- [EXERCISE TASK]: Omit every picture and output the rest of the records exactly as they are.

#### DATA ####

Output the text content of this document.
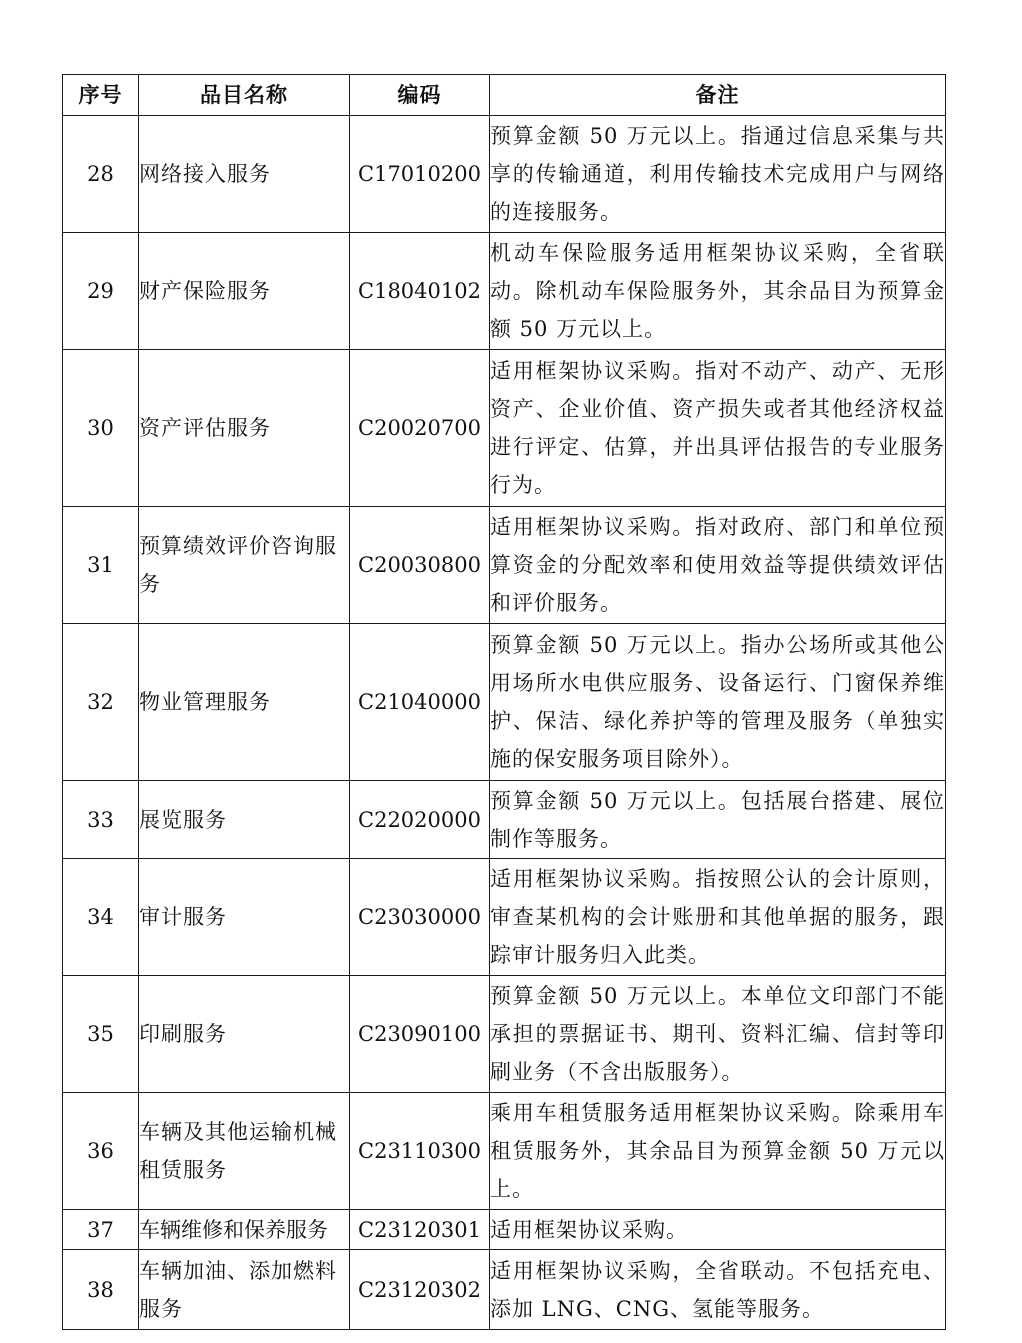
序号	品目名称	编码	备注
28	网络接入服务	C17010200	预算金额 50 万元以上。指通过信息采集与共享的传输通道，利用传输技术完成用户与网络的连接服务。
29	财产保险服务	C18040102	机动车保险服务适用框架协议采购，全省联动。除机动车保险服务外，其余品目为预算金额 50 万元以上。
30	资产评估服务	C20020700	适用框架协议采购。指对不动产、动产、无形资产、企业价值、资产损失或者其他经济权益进行评定、估算，并出具评估报告的专业服务行为。
31	预算绩效评价咨询服务	C20030800	适用框架协议采购。指对政府、部门和单位预算资金的分配效率和使用效益等提供绩效评估和评价服务。
32	物业管理服务	C21040000	预算金额 50 万元以上。指办公场所或其他公用场所水电供应服务、设备运行、门窗保养维护、保洁、绿化养护等的管理及服务（单独实施的保安服务项目除外）。
33	展览服务	C22020000	预算金额 50 万元以上。包括展台搭建、展位制作等服务。
34	审计服务	C23030000	适用框架协议采购。指按照公认的会计原则，审查某机构的会计账册和其他单据的服务，跟踪审计服务归入此类。
35	印刷服务	C23090100	预算金额 50 万元以上。本单位文印部门不能承担的票据证书、期刊、资料汇编、信封等印刷业务（不含出版服务）。
36	车辆及其他运输机械租赁服务	C23110300	乘用车租赁服务适用框架协议采购。除乘用车租赁服务外，其余品目为预算金额 50 万元以上。
37	车辆维修和保养服务	C23120301	适用框架协议采购。
38	车辆加油、添加燃料服务	C23120302	适用框架协议采购，全省联动。不包括充电、添加 LNG、CNG、氢能等服务。
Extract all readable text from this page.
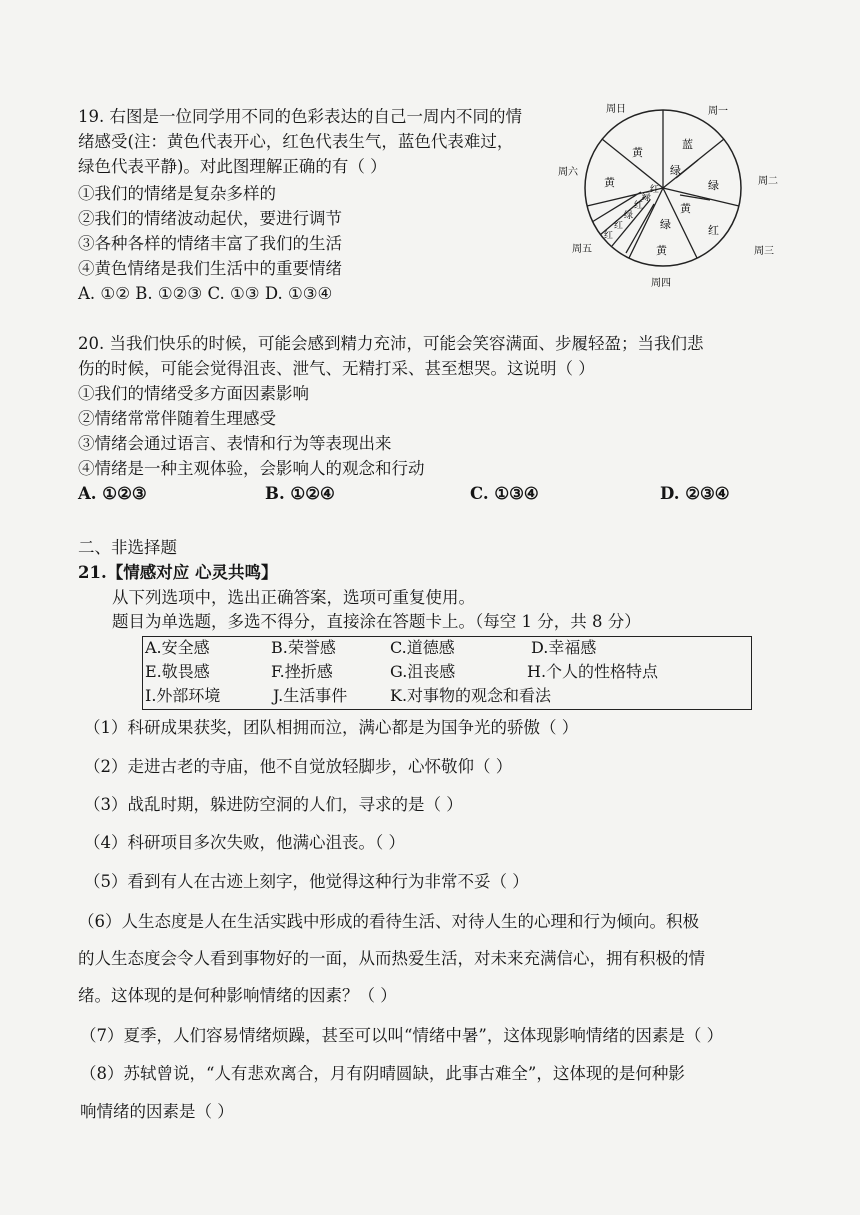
19. 右图是一位同学用不同的色彩表达的自己一周内不同的情
绪感受(注：黄色代表开心，红色代表生气，蓝色代表难过，
绿色代表平静)。对此图理解正确的有（ ）
①我们的情绪是复杂多样的
②我们的情绪波动起伏，要进行调节
③各种各样的情绪丰富了我们的生活
④黄色情绪是我们生活中的重要情绪
A. ①② B. ①②③ C. ①③ D. ①③④
周日	周一
周二
周三
周四
周五
周六
黄
蓝
绿
绿
黄
红
绿
黄
红
红
绿
红
绿
红
黄
20. 当我们快乐的时候，可能会感到精力充沛，可能会笑容满面、步履轻盈；当我们悲
伤的时候，可能会觉得沮丧、泄气、无精打采、甚至想哭。这说明（ ）
①我们的情绪受多方面因素影响
②情绪常常伴随着生理感受
③情绪会通过语言、表情和行为等表现出来
④情绪是一种主观体验，会影响人的观念和行动
A. ①②③	B. ①②④	C. ①③④	D. ②③④
二、非选择题
21.【情感对应 心灵共鸣】
从下列选项中，选出正确答案，选项可重复使用。
题目为单选题，多选不得分，直接涂在答题卡上。（每空 1 分，共 8 分）
A.安全感	B.荣誉感	C.道德感	D.幸福感
E.敬畏感	F.挫折感	G.沮丧感	H.个人的性格特点
I.外部环境	J.生活事件	K.对事物的观念和看法
（1）科研成果获奖，团队相拥而泣，满心都是为国争光的骄傲（ ）
（2）走进古老的寺庙，他不自觉放轻脚步，心怀敬仰（ ）
（3）战乱时期，躲进防空洞的人们，寻求的是（ ）
（4）科研项目多次失败，他满心沮丧。（ ）
（5）看到有人在古迹上刻字，他觉得这种行为非常不妥（ ）
（6）人生态度是人在生活实践中形成的看待生活、对待人生的心理和行为倾向。积极
的人生态度会令人看到事物好的一面，从而热爱生活，对未来充满信心，拥有积极的情
绪。这体现的是何种影响情绪的因素？（ ）
（7）夏季，人们容易情绪烦躁，甚至可以叫“情绪中暑”，这体现影响情绪的因素是（ ）
（8）苏轼曾说，“人有悲欢离合，月有阴晴圆缺，此事古难全”，这体现的是何种影
响情绪的因素是（ ）
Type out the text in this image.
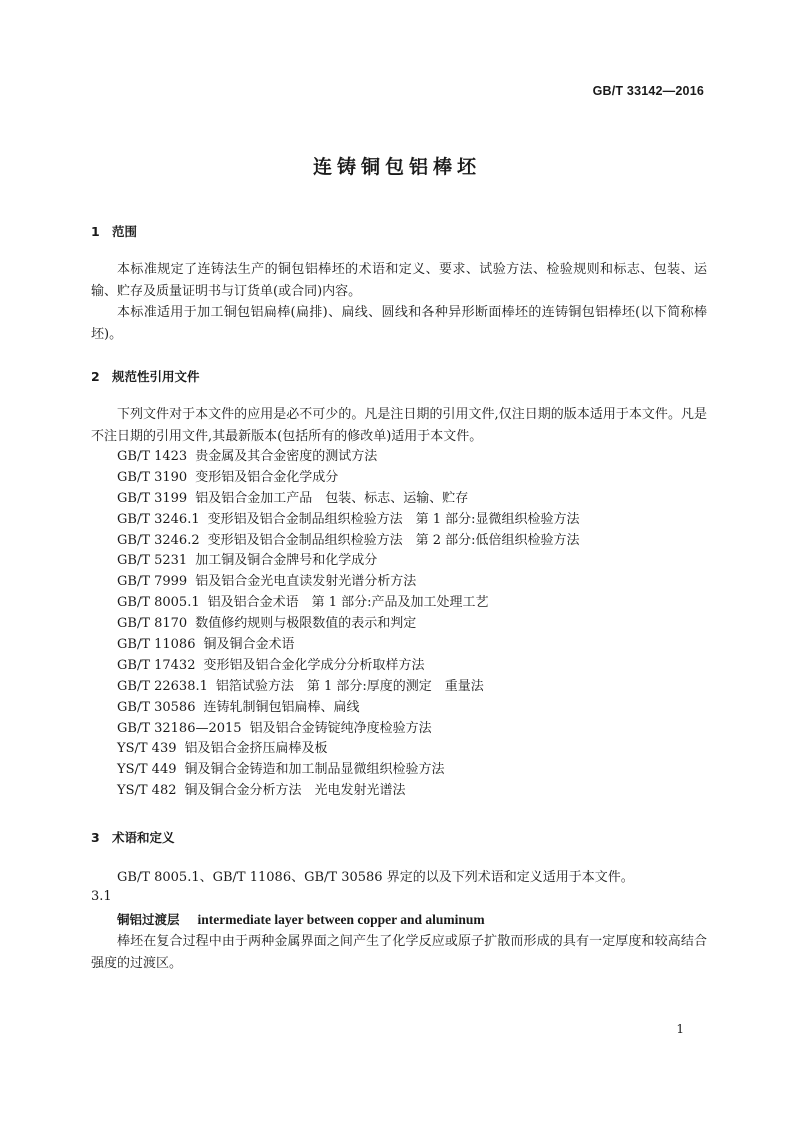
GB/T 33142—2016
连铸铜包铝棒坯
1 范围
本标准规定了连铸法生产的铜包铝棒坯的术语和定义、要求、试验方法、检验规则和标志、包装、运输、贮存及质量证明书与订货单(或合同)内容。
本标准适用于加工铜包铝扁棒(扁排)、扁线、圆线和各种异形断面棒坯的连铸铜包铝棒坯(以下简称棒坯)。
2 规范性引用文件
下列文件对于本文件的应用是必不可少的。凡是注日期的引用文件,仅注日期的版本适用于本文件。凡是不注日期的引用文件,其最新版本(包括所有的修改单)适用于本文件。
GB/T 1423 贵金属及其合金密度的测试方法
GB/T 3190 变形铝及铝合金化学成分
GB/T 3199 铝及铝合金加工产品　包装、标志、运输、贮存
GB/T 3246.1 变形铝及铝合金制品组织检验方法　第 1 部分:显微组织检验方法
GB/T 3246.2 变形铝及铝合金制品组织检验方法　第 2 部分:低倍组织检验方法
GB/T 5231 加工铜及铜合金牌号和化学成分
GB/T 7999 铝及铝合金光电直读发射光谱分析方法
GB/T 8005.1 铝及铝合金术语　第 1 部分:产品及加工处理工艺
GB/T 8170 数值修约规则与极限数值的表示和判定
GB/T 11086 铜及铜合金术语
GB/T 17432 变形铝及铝合金化学成分分析取样方法
GB/T 22638.1 铝箔试验方法　第 1 部分:厚度的测定　重量法
GB/T 30586 连铸轧制铜包铝扁棒、扁线
GB/T 32186—2015 铝及铝合金铸锭纯净度检验方法
YS/T 439 铝及铝合金挤压扁棒及板
YS/T 449 铜及铜合金铸造和加工制品显微组织检验方法
YS/T 482 铜及铜合金分析方法　光电发射光谱法
3 术语和定义
GB/T 8005.1、GB/T 11086、GB/T 30586 界定的以及下列术语和定义适用于本文件。
3.1
铜铝过渡层 intermediate layer between copper and aluminum
棒坯在复合过程中由于两种金属界面之间产生了化学反应或原子扩散而形成的具有一定厚度和较高结合强度的过渡区。
1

####

- [SOLUTION BELOW]:
Output the text content of this document.
序号	品目名称	编码	备注
28	网络接入服务	C17010200	预算金额 50 万元以上。指通过信息采集与共享的传输通道，利用传输技术完成用户与网络的连接服务。
29	财产保险服务	C18040102	机动车保险服务适用框架协议采购，全省联动。除机动车保险服务外，其余品目为预算金额 50 万元以上。
30	资产评估服务	C20020700	适用框架协议采购。指对不动产、动产、无形资产、企业价值、资产损失或者其他经济权益进行评定、估算，并出具评估报告的专业服务行为。
31	预算绩效评价咨询服务	C20030800	适用框架协议采购。指对政府、部门和单位预算资金的分配效率和使用效益等提供绩效评估和评价服务。
32	物业管理服务	C21040000	预算金额 50 万元以上。指办公场所或其他公用场所水电供应服务、设备运行、门窗保养维护、保洁、绿化养护等的管理及服务（单独实施的保安服务项目除外）。
33	展览服务	C22020000	预算金额 50 万元以上。包括展台搭建、展位制作等服务。
34	审计服务	C23030000	适用框架协议采购。指按照公认的会计原则，审查某机构的会计账册和其他单据的服务，跟踪审计服务归入此类。
35	印刷服务	C23090100	预算金额 50 万元以上。本单位文印部门不能承担的票据证书、期刊、资料汇编、信封等印刷业务（不含出版服务）。
36	车辆及其他运输机械租赁服务	C23110300	乘用车租赁服务适用框架协议采购。除乘用车租赁服务外，其余品目为预算金额 50 万元以上。
37	车辆维修和保养服务	C23120301	适用框架协议采购。
38	车辆加油、添加燃料服务	C23120302	适用框架协议采购，全省联动。不包括充电、添加 LNG、CNG、氢能等服务。
Extract all readable text from this page.
19. 右图是一位同学用不同的色彩表达的自己一周内不同的情
绪感受(注：黄色代表开心，红色代表生气，蓝色代表难过，
绿色代表平静)。对此图理解正确的有（ ）
①我们的情绪是复杂多样的
②我们的情绪波动起伏，要进行调节
③各种各样的情绪丰富了我们的生活
④黄色情绪是我们生活中的重要情绪
A. ①② B. ①②③ C. ①③ D. ①③④
周日	周一
周二
周三
周四
周五
周六
黄
蓝
绿
绿
黄
红
绿
黄
红
红
绿
红
绿
红
黄
20. 当我们快乐的时候，可能会感到精力充沛，可能会笑容满面、步履轻盈；当我们悲
伤的时候，可能会觉得沮丧、泄气、无精打采、甚至想哭。这说明（ ）
①我们的情绪受多方面因素影响
②情绪常常伴随着生理感受
③情绪会通过语言、表情和行为等表现出来
④情绪是一种主观体验，会影响人的观念和行动
A. ①②③	B. ①②④	C. ①③④	D. ②③④
二、非选择题
21.【情感对应 心灵共鸣】
从下列选项中，选出正确答案，选项可重复使用。
题目为单选题，多选不得分，直接涂在答题卡上。（每空 1 分，共 8 分）
A.安全感	B.荣誉感	C.道德感	D.幸福感
E.敬畏感	F.挫折感	G.沮丧感	H.个人的性格特点
I.外部环境	J.生活事件	K.对事物的观念和看法
（1）科研成果获奖，团队相拥而泣，满心都是为国争光的骄傲（ ）
（2）走进古老的寺庙，他不自觉放轻脚步，心怀敬仰（ ）
（3）战乱时期，躲进防空洞的人们，寻求的是（ ）
（4）科研项目多次失败，他满心沮丧。（ ）
（5）看到有人在古迹上刻字，他觉得这种行为非常不妥（ ）
（6）人生态度是人在生活实践中形成的看待生活、对待人生的心理和行为倾向。积极
的人生态度会令人看到事物好的一面，从而热爱生活，对未来充满信心，拥有积极的情
绪。这体现的是何种影响情绪的因素？（ ）
（7）夏季，人们容易情绪烦躁，甚至可以叫“情绪中暑”，这体现影响情绪的因素是（ ）
（8）苏轼曾说，“人有悲欢离合，月有阴晴圆缺，此事古难全”，这体现的是何种影
响情绪的因素是（ ）
Type out the text in this image.
GB/T 33142—2016
连铸铜包铝棒坯
1 范围
本标准规定了连铸法生产的铜包铝棒坯的术语和定义、要求、试验方法、检验规则和标志、包装、运输、贮存及质量证明书与订货单(或合同)内容。
本标准适用于加工铜包铝扁棒(扁排)、扁线、圆线和各种异形断面棒坯的连铸铜包铝棒坯(以下简称棒坯)。
2 规范性引用文件
下列文件对于本文件的应用是必不可少的。凡是注日期的引用文件,仅注日期的版本适用于本文件。凡是不注日期的引用文件,其最新版本(包括所有的修改单)适用于本文件。
GB/T 1423 贵金属及其合金密度的测试方法
GB/T 3190 变形铝及铝合金化学成分
GB/T 3199 铝及铝合金加工产品　包装、标志、运输、贮存
GB/T 3246.1 变形铝及铝合金制品组织检验方法　第 1 部分:显微组织检验方法
GB/T 3246.2 变形铝及铝合金制品组织检验方法　第 2 部分:低倍组织检验方法
GB/T 5231 加工铜及铜合金牌号和化学成分
GB/T 7999 铝及铝合金光电直读发射光谱分析方法
GB/T 8005.1 铝及铝合金术语　第 1 部分:产品及加工处理工艺
GB/T 8170 数值修约规则与极限数值的表示和判定
GB/T 11086 铜及铜合金术语
GB/T 17432 变形铝及铝合金化学成分分析取样方法
GB/T 22638.1 铝箔试验方法　第 1 部分:厚度的测定　重量法
GB/T 30586 连铸轧制铜包铝扁棒、扁线
GB/T 32186—2015 铝及铝合金铸锭纯净度检验方法
YS/T 439 铝及铝合金挤压扁棒及板
YS/T 449 铜及铜合金铸造和加工制品显微组织检验方法
YS/T 482 铜及铜合金分析方法　光电发射光谱法
3 术语和定义
GB/T 8005.1、GB/T 11086、GB/T 30586 界定的以及下列术语和定义适用于本文件。
3.1
铜铝过渡层 intermediate layer between copper and aluminum
棒坯在复合过程中由于两种金属界面之间产生了化学反应或原子扩散而形成的具有一定厚度和较高结合强度的过渡区。
1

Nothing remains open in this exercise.